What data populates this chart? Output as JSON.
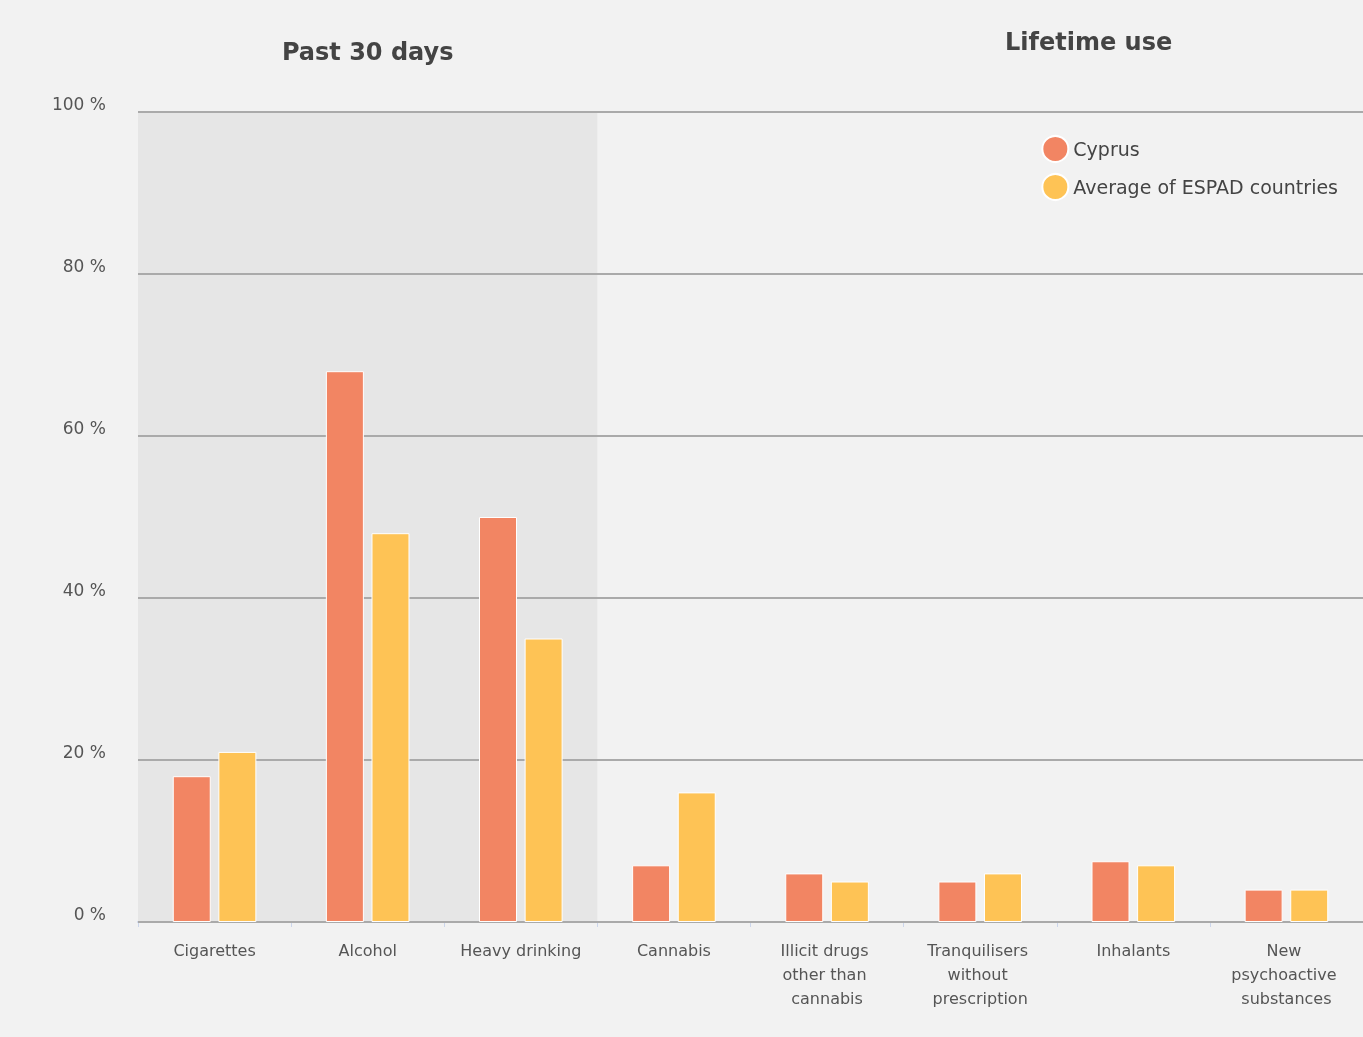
{
  "chart_data": {
    "type": "bar",
    "categories": [
      "Cigarettes",
      "Alcohol",
      "Heavy drinking",
      "Cannabis",
      "Illicit drugs other than cannabis",
      "Tranquilisers without prescription",
      "Inhalants",
      "New psychoactive substances"
    ],
    "series": [
      {
        "name": "Cyprus",
        "color": "#f28563",
        "values": [
          18,
          68,
          50,
          7,
          6,
          5,
          7.5,
          4
        ]
      },
      {
        "name": "Average of ESPAD countries",
        "color": "#fec355",
        "values": [
          21,
          48,
          35,
          16,
          5,
          6,
          7,
          4
        ]
      }
    ],
    "ylim": [
      0,
      100
    ],
    "yticks": [
      {
        "value": 0,
        "label": "0 %"
      },
      {
        "value": 20,
        "label": "20 %"
      },
      {
        "value": 40,
        "label": "40 %"
      },
      {
        "value": 60,
        "label": "60 %"
      },
      {
        "value": 80,
        "label": "80 %"
      },
      {
        "value": 100,
        "label": "100 %"
      }
    ],
    "bands": [
      {
        "axis": "x",
        "from": "Cigarettes",
        "to": "Heavy drinking",
        "label": "Past 30 days",
        "color": "#e6e6e6"
      }
    ],
    "annotations": [
      "Lifetime use"
    ],
    "grid": "y",
    "legend": "top right"
  }
}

•••

◆ Exercise requirements ◆
Pictures appear in the records above. Output everything except them, exactly.

◆ The result ◆
What data populates this chart? Output as JSON.
{
  "chart_data": {
    "type": "bar",
    "categories": [
      "Cigarettes",
      "Alcohol",
      "Heavy drinking",
      "Cannabis",
      "Illicit drugs other than cannabis",
      "Tranquilisers without prescription",
      "Inhalants",
      "New psychoactive substances"
    ],
    "series": [
      {
        "name": "Cyprus",
        "color": "#f28563",
        "values": [
          18,
          68,
          50,
          7,
          6,
          5,
          7.5,
          4
        ]
      },
      {
        "name": "Average of ESPAD countries",
        "color": "#fec355",
        "values": [
          21,
          48,
          35,
          16,
          5,
          6,
          7,
          4
        ]
      }
    ],
    "ylim": [
      0,
      100
    ],
    "yticks": [
      {
        "value": 0,
        "label": "0 %"
      },
      {
        "value": 20,
        "label": "20 %"
      },
      {
        "value": 40,
        "label": "40 %"
      },
      {
        "value": 60,
        "label": "60 %"
      },
      {
        "value": 80,
        "label": "80 %"
      },
      {
        "value": 100,
        "label": "100 %"
      }
    ],
    "bands": [
      {
        "axis": "x",
        "from": "Cigarettes",
        "to": "Heavy drinking",
        "label": "Past 30 days",
        "color": "#e6e6e6"
      }
    ],
    "annotations": [
      "Lifetime use"
    ],
    "grid": "y",
    "legend": "top right"
  }
}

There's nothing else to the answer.